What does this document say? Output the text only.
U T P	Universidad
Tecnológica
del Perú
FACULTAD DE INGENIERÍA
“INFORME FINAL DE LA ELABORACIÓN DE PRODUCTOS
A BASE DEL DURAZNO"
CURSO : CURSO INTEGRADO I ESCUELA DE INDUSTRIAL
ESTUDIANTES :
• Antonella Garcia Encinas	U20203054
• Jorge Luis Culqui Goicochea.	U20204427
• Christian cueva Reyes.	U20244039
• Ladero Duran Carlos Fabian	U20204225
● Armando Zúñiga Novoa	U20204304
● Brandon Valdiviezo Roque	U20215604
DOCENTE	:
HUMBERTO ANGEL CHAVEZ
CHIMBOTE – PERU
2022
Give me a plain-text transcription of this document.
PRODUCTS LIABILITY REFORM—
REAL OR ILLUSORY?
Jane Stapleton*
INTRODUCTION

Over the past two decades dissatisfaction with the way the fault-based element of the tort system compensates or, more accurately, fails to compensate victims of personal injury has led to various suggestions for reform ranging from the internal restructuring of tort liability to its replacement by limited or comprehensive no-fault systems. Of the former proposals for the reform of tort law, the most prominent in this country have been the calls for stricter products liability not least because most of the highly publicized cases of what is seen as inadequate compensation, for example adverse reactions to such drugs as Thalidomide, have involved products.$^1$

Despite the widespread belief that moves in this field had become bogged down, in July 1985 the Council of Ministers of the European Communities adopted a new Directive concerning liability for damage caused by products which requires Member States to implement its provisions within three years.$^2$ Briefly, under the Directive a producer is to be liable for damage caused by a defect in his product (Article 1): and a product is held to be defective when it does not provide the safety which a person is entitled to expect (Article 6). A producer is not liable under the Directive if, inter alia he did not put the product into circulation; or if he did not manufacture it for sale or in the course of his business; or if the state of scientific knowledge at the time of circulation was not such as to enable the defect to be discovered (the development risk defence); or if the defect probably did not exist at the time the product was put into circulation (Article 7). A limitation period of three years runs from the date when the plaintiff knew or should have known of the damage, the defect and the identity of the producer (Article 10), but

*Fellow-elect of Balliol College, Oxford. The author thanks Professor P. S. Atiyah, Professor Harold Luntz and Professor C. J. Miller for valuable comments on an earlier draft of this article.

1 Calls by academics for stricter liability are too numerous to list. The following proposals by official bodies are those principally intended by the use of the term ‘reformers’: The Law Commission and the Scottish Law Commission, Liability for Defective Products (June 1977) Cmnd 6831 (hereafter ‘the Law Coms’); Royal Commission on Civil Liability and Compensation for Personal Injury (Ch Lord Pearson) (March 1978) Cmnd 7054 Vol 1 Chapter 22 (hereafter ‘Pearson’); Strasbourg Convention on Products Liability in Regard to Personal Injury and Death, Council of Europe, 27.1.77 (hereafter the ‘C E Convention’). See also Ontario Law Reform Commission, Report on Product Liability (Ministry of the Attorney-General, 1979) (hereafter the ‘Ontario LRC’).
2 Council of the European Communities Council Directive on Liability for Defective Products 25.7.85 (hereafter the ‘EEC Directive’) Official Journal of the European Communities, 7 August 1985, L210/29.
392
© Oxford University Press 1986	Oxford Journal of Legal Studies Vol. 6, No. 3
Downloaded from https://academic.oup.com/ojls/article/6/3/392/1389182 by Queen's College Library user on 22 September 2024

§

_Objective_.
Write out all the data again, exactly as it appears.

_Written solution_.
What does this document say? Output the text only.
U T P	Universidad
Tecnológica
del Perú
FACULTAD DE INGENIERÍA
“INFORME FINAL DE LA ELABORACIÓN DE PRODUCTOS
A BASE DEL DURAZNO"
CURSO : CURSO INTEGRADO I ESCUELA DE INDUSTRIAL
ESTUDIANTES :
• Antonella Garcia Encinas	U20203054
• Jorge Luis Culqui Goicochea.	U20204427
• Christian cueva Reyes.	U20244039
• Ladero Duran Carlos Fabian	U20204225
● Armando Zúñiga Novoa	U20204304
● Brandon Valdiviezo Roque	U20215604
DOCENTE	:
HUMBERTO ANGEL CHAVEZ
CHIMBOTE – PERU
2022
Give me a plain-text transcription of this document.
PRODUCTS LIABILITY REFORM—
REAL OR ILLUSORY?
Jane Stapleton*
INTRODUCTION

Over the past two decades dissatisfaction with the way the fault-based element of the tort system compensates or, more accurately, fails to compensate victims of personal injury has led to various suggestions for reform ranging from the internal restructuring of tort liability to its replacement by limited or comprehensive no-fault systems. Of the former proposals for the reform of tort law, the most prominent in this country have been the calls for stricter products liability not least because most of the highly publicized cases of what is seen as inadequate compensation, for example adverse reactions to such drugs as Thalidomide, have involved products.$^1$

Despite the widespread belief that moves in this field had become bogged down, in July 1985 the Council of Ministers of the European Communities adopted a new Directive concerning liability for damage caused by products which requires Member States to implement its provisions within three years.$^2$ Briefly, under the Directive a producer is to be liable for damage caused by a defect in his product (Article 1): and a product is held to be defective when it does not provide the safety which a person is entitled to expect (Article 6). A producer is not liable under the Directive if, inter alia he did not put the product into circulation; or if he did not manufacture it for sale or in the course of his business; or if the state of scientific knowledge at the time of circulation was not such as to enable the defect to be discovered (the development risk defence); or if the defect probably did not exist at the time the product was put into circulation (Article 7). A limitation period of three years runs from the date when the plaintiff knew or should have known of the damage, the defect and the identity of the producer (Article 10), but

*Fellow-elect of Balliol College, Oxford. The author thanks Professor P. S. Atiyah, Professor Harold Luntz and Professor C. J. Miller for valuable comments on an earlier draft of this article.

1 Calls by academics for stricter liability are too numerous to list. The following proposals by official bodies are those principally intended by the use of the term ‘reformers’: The Law Commission and the Scottish Law Commission, Liability for Defective Products (June 1977) Cmnd 6831 (hereafter ‘the Law Coms’); Royal Commission on Civil Liability and Compensation for Personal Injury (Ch Lord Pearson) (March 1978) Cmnd 7054 Vol 1 Chapter 22 (hereafter ‘Pearson’); Strasbourg Convention on Products Liability in Regard to Personal Injury and Death, Council of Europe, 27.1.77 (hereafter the ‘C E Convention’). See also Ontario Law Reform Commission, Report on Product Liability (Ministry of the Attorney-General, 1979) (hereafter the ‘Ontario LRC’).
2 Council of the European Communities Council Directive on Liability for Defective Products 25.7.85 (hereafter the ‘EEC Directive’) Official Journal of the European Communities, 7 August 1985, L210/29.
392
© Oxford University Press 1986	Oxford Journal of Legal Studies Vol. 6, No. 3
Downloaded from https://academic.oup.com/ojls/article/6/3/392/1389182 by Queen's College Library user on 22 September 2024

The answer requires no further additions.